**GIVEN PROBLEM**
Write out, precisely and in full, each line of the material.

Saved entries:
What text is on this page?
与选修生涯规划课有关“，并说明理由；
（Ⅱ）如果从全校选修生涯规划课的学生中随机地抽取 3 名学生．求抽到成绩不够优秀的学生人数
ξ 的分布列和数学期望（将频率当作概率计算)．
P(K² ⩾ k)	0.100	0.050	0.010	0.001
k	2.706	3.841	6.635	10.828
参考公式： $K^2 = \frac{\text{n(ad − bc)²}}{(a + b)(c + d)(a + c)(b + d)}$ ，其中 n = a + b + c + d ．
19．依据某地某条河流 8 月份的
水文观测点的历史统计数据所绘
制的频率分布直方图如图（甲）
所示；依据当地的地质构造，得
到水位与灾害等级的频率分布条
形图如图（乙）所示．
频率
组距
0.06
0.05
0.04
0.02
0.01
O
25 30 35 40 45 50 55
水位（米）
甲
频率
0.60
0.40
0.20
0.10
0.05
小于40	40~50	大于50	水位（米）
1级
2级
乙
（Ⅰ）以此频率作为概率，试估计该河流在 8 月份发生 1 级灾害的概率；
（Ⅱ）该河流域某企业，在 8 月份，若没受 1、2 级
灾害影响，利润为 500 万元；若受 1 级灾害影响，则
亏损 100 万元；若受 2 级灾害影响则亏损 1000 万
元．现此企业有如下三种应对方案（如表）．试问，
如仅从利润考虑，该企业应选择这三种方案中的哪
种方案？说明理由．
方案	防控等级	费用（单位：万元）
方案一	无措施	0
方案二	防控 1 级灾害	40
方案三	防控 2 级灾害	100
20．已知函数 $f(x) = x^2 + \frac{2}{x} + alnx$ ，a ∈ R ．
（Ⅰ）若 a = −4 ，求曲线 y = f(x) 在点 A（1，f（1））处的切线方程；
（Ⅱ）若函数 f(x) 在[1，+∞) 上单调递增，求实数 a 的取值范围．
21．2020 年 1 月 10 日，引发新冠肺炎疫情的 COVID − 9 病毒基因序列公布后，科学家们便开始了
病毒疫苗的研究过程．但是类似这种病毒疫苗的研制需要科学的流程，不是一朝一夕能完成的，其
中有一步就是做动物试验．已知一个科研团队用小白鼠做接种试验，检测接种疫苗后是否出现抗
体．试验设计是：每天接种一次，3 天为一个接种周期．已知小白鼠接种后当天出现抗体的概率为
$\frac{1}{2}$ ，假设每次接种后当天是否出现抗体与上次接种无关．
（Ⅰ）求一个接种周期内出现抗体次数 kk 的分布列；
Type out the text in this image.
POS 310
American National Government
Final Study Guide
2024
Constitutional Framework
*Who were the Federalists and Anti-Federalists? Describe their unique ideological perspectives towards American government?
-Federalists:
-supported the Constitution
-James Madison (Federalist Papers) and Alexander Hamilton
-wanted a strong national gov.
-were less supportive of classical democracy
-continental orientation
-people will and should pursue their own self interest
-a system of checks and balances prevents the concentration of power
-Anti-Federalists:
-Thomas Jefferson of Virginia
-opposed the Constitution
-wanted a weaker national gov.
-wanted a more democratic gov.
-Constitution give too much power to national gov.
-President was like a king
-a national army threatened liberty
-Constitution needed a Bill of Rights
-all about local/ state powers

**FULL RESPONSE**
What text is on this page?
与选修生涯规划课有关“，并说明理由；
（Ⅱ）如果从全校选修生涯规划课的学生中随机地抽取 3 名学生．求抽到成绩不够优秀的学生人数
ξ 的分布列和数学期望（将频率当作概率计算)．
P(K² ⩾ k)	0.100	0.050	0.010	0.001
k	2.706	3.841	6.635	10.828
参考公式： $K^2 = \frac{\text{n(ad − bc)²}}{(a + b)(c + d)(a + c)(b + d)}$ ，其中 n = a + b + c + d ．
19．依据某地某条河流 8 月份的
水文观测点的历史统计数据所绘
制的频率分布直方图如图（甲）
所示；依据当地的地质构造，得
到水位与灾害等级的频率分布条
形图如图（乙）所示．
频率
组距
0.06
0.05
0.04
0.02
0.01
O
25 30 35 40 45 50 55
水位（米）
甲
频率
0.60
0.40
0.20
0.10
0.05
小于40	40~50	大于50	水位（米）
1级
2级
乙
（Ⅰ）以此频率作为概率，试估计该河流在 8 月份发生 1 级灾害的概率；
（Ⅱ）该河流域某企业，在 8 月份，若没受 1、2 级
灾害影响，利润为 500 万元；若受 1 级灾害影响，则
亏损 100 万元；若受 2 级灾害影响则亏损 1000 万
元．现此企业有如下三种应对方案（如表）．试问，
如仅从利润考虑，该企业应选择这三种方案中的哪
种方案？说明理由．
方案	防控等级	费用（单位：万元）
方案一	无措施	0
方案二	防控 1 级灾害	40
方案三	防控 2 级灾害	100
20．已知函数 $f(x) = x^2 + \frac{2}{x} + alnx$ ，a ∈ R ．
（Ⅰ）若 a = −4 ，求曲线 y = f(x) 在点 A（1，f（1））处的切线方程；
（Ⅱ）若函数 f(x) 在[1，+∞) 上单调递增，求实数 a 的取值范围．
21．2020 年 1 月 10 日，引发新冠肺炎疫情的 COVID − 9 病毒基因序列公布后，科学家们便开始了
病毒疫苗的研究过程．但是类似这种病毒疫苗的研制需要科学的流程，不是一朝一夕能完成的，其
中有一步就是做动物试验．已知一个科研团队用小白鼠做接种试验，检测接种疫苗后是否出现抗
体．试验设计是：每天接种一次，3 天为一个接种周期．已知小白鼠接种后当天出现抗体的概率为
$\frac{1}{2}$ ，假设每次接种后当天是否出现抗体与上次接种无关．
（Ⅰ）求一个接种周期内出现抗体次数 kk 的分布列；
Type out the text in this image.
POS 310
American National Government
Final Study Guide
2024
Constitutional Framework
*Who were the Federalists and Anti-Federalists? Describe their unique ideological perspectives towards American government?
-Federalists:
-supported the Constitution
-James Madison (Federalist Papers) and Alexander Hamilton
-wanted a strong national gov.
-were less supportive of classical democracy
-continental orientation
-people will and should pursue their own self interest
-a system of checks and balances prevents the concentration of power
-Anti-Federalists:
-Thomas Jefferson of Virginia
-opposed the Constitution
-wanted a weaker national gov.
-wanted a more democratic gov.
-Constitution give too much power to national gov.
-President was like a king
-a national army threatened liberty
-Constitution needed a Bill of Rights
-all about local/ state powers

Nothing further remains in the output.